[Boxed element entries]
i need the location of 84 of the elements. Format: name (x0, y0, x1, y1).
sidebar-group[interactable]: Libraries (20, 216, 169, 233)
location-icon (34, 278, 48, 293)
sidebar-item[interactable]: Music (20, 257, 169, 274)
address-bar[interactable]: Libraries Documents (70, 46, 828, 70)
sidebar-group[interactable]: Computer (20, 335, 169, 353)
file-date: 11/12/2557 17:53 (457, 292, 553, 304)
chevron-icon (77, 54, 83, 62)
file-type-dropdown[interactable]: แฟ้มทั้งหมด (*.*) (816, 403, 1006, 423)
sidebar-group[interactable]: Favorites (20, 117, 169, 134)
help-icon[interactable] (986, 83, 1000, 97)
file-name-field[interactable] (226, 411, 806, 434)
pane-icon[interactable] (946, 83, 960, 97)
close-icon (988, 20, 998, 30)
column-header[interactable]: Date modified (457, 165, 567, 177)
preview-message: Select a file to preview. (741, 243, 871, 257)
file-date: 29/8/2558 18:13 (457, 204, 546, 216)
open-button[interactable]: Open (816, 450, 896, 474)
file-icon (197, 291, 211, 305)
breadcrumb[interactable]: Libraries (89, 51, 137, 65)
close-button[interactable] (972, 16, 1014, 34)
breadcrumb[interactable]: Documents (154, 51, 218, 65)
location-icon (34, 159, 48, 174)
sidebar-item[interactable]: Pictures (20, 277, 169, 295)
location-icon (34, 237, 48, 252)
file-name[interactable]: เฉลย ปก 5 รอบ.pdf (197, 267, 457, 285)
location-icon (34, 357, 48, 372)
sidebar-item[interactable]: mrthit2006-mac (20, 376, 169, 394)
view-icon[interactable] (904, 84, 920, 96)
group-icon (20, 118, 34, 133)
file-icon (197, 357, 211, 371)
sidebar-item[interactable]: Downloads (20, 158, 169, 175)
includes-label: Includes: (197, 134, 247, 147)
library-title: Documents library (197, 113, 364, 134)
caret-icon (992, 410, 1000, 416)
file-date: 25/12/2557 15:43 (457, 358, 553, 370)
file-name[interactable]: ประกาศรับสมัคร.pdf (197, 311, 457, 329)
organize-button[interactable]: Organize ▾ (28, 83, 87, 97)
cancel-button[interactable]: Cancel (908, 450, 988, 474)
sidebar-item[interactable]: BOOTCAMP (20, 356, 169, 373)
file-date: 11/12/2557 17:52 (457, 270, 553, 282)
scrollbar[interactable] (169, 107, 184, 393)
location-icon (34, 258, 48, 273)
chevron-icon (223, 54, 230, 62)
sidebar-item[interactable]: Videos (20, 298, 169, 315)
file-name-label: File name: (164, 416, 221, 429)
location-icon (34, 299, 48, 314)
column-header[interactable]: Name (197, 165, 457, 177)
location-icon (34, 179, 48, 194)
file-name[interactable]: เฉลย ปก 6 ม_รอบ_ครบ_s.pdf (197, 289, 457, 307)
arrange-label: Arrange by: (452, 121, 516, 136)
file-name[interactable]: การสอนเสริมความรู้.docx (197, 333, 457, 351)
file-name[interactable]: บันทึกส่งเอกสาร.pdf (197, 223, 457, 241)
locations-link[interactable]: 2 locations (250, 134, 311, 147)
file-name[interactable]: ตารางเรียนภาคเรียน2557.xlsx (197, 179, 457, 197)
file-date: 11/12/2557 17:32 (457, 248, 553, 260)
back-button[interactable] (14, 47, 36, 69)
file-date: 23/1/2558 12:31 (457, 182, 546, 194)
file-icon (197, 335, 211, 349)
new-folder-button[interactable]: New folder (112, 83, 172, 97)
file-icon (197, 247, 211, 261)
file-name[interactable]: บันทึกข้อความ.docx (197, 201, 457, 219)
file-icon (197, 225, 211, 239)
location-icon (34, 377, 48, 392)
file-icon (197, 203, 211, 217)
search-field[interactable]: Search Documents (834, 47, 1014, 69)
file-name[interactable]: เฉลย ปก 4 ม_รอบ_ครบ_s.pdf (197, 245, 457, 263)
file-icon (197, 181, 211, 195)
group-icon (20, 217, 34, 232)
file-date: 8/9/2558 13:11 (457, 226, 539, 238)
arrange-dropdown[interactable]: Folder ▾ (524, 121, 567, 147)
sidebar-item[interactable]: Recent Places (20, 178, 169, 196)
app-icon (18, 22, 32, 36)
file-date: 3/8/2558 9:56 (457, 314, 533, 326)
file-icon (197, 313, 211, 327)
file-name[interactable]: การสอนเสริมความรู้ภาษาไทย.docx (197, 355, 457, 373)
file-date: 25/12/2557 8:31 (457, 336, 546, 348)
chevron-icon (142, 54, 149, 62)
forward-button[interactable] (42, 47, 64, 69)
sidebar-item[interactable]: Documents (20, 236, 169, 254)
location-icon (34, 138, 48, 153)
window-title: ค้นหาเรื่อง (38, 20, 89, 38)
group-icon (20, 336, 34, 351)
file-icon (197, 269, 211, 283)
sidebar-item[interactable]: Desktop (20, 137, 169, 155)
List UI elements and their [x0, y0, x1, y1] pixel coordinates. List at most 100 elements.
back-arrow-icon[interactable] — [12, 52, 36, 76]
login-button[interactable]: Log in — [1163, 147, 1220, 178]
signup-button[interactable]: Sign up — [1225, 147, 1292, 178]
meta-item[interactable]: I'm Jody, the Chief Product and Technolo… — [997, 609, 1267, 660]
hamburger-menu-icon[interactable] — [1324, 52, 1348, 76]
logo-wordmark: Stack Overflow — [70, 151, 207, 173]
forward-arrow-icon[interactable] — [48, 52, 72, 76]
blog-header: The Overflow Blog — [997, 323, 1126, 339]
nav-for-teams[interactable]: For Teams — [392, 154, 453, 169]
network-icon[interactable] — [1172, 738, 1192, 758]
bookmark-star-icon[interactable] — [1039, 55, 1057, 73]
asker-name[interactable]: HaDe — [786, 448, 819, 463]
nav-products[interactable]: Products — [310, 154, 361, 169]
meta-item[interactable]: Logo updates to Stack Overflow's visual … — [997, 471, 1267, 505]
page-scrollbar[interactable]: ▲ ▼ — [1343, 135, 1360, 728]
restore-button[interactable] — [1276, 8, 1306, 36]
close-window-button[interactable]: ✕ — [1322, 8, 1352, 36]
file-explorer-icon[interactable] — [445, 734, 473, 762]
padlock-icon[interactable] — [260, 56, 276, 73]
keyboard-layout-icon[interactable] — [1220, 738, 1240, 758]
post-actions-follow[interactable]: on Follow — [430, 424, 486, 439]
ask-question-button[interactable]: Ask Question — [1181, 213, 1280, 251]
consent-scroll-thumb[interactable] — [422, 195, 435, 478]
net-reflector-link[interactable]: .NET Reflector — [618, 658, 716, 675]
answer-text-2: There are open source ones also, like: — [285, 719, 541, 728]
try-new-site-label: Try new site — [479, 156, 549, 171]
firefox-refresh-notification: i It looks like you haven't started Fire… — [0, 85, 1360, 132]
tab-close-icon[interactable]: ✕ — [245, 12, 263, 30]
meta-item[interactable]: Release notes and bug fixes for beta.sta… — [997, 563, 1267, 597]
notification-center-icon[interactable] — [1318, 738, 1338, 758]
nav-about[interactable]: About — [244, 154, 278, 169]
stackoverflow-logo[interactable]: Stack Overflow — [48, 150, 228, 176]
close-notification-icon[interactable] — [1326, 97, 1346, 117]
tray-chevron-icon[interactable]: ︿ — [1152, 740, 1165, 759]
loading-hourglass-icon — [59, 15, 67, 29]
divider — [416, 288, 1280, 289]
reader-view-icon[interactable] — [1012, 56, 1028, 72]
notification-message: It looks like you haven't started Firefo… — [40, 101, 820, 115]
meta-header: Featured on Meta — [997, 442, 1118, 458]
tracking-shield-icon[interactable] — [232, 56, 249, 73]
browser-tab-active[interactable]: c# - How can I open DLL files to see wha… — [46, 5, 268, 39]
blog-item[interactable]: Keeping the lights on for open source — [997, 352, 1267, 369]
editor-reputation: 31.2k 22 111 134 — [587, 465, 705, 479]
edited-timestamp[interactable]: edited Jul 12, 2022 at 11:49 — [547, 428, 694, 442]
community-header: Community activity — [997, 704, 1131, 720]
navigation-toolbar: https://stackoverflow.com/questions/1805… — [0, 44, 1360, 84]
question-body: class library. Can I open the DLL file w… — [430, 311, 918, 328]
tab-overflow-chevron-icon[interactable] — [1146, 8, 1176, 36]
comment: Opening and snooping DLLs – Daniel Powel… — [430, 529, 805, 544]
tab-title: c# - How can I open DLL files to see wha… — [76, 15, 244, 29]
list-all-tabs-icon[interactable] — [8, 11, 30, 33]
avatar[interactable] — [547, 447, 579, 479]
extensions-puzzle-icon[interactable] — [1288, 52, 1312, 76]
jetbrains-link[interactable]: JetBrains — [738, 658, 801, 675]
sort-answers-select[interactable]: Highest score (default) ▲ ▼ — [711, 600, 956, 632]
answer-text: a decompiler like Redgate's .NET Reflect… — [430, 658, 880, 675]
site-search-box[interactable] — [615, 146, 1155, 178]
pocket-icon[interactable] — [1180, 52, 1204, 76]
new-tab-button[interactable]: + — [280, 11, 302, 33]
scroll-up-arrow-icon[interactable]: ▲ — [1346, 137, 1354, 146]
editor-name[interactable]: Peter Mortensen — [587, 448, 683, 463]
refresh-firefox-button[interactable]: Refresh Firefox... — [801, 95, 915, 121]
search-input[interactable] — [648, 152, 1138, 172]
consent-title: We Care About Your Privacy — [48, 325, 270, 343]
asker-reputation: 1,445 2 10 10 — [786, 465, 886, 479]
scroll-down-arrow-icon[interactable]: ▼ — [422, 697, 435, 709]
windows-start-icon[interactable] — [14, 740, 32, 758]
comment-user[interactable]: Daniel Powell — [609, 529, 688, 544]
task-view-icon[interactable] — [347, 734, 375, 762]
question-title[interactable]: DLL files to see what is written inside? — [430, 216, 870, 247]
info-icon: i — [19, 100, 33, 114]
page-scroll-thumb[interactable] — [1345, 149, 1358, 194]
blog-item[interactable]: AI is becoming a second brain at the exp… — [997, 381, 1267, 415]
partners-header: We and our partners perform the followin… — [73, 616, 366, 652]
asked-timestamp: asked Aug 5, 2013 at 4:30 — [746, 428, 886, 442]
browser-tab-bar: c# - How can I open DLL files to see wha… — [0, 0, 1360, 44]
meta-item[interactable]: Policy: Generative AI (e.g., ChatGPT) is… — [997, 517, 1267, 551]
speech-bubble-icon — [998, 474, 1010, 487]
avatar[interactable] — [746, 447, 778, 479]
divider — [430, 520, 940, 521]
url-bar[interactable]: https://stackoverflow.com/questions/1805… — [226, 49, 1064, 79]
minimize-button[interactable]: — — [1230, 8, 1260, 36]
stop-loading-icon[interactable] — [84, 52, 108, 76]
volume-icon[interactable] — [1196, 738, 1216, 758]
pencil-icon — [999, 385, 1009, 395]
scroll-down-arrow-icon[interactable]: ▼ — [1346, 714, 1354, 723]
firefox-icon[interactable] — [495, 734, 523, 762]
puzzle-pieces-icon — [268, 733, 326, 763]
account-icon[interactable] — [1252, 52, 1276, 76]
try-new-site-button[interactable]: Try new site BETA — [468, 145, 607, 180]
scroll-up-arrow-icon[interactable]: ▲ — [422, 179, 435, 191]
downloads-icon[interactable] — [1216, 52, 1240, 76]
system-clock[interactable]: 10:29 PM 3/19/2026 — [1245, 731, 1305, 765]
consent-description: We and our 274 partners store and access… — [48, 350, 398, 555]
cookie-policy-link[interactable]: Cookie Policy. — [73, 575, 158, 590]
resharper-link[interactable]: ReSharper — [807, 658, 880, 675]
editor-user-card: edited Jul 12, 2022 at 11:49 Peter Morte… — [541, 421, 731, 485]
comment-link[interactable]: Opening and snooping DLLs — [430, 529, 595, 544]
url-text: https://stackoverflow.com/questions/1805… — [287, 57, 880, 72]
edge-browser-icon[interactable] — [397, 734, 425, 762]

STATED GOAL.
Reproduce the rows from the start through the line containing "open-button[interactable]: Open (816, 450, 896, 474)", swapping every "file-date" for "modified-date" and leaving all else unchanged.

SOLUTION TO THIS TASK.
i need the location of 84 of the elements. Format: name (x0, y0, x1, y1).
sidebar-group[interactable]: Libraries (20, 216, 169, 233)
location-icon (34, 278, 48, 293)
sidebar-item[interactable]: Music (20, 257, 169, 274)
address-bar[interactable]: Libraries Documents (70, 46, 828, 70)
sidebar-group[interactable]: Computer (20, 335, 169, 353)
modified-date: 11/12/2557 17:53 (457, 292, 553, 304)
chevron-icon (77, 54, 83, 62)
file-type-dropdown[interactable]: แฟ้มทั้งหมด (*.*) (816, 403, 1006, 423)
sidebar-group[interactable]: Favorites (20, 117, 169, 134)
help-icon[interactable] (986, 83, 1000, 97)
file-name-field[interactable] (226, 411, 806, 434)
pane-icon[interactable] (946, 83, 960, 97)
close-icon (988, 20, 998, 30)
column-header[interactable]: Date modified (457, 165, 567, 177)
preview-message: Select a file to preview. (741, 243, 871, 257)
modified-date: 29/8/2558 18:13 (457, 204, 546, 216)
open-button[interactable]: Open (816, 450, 896, 474)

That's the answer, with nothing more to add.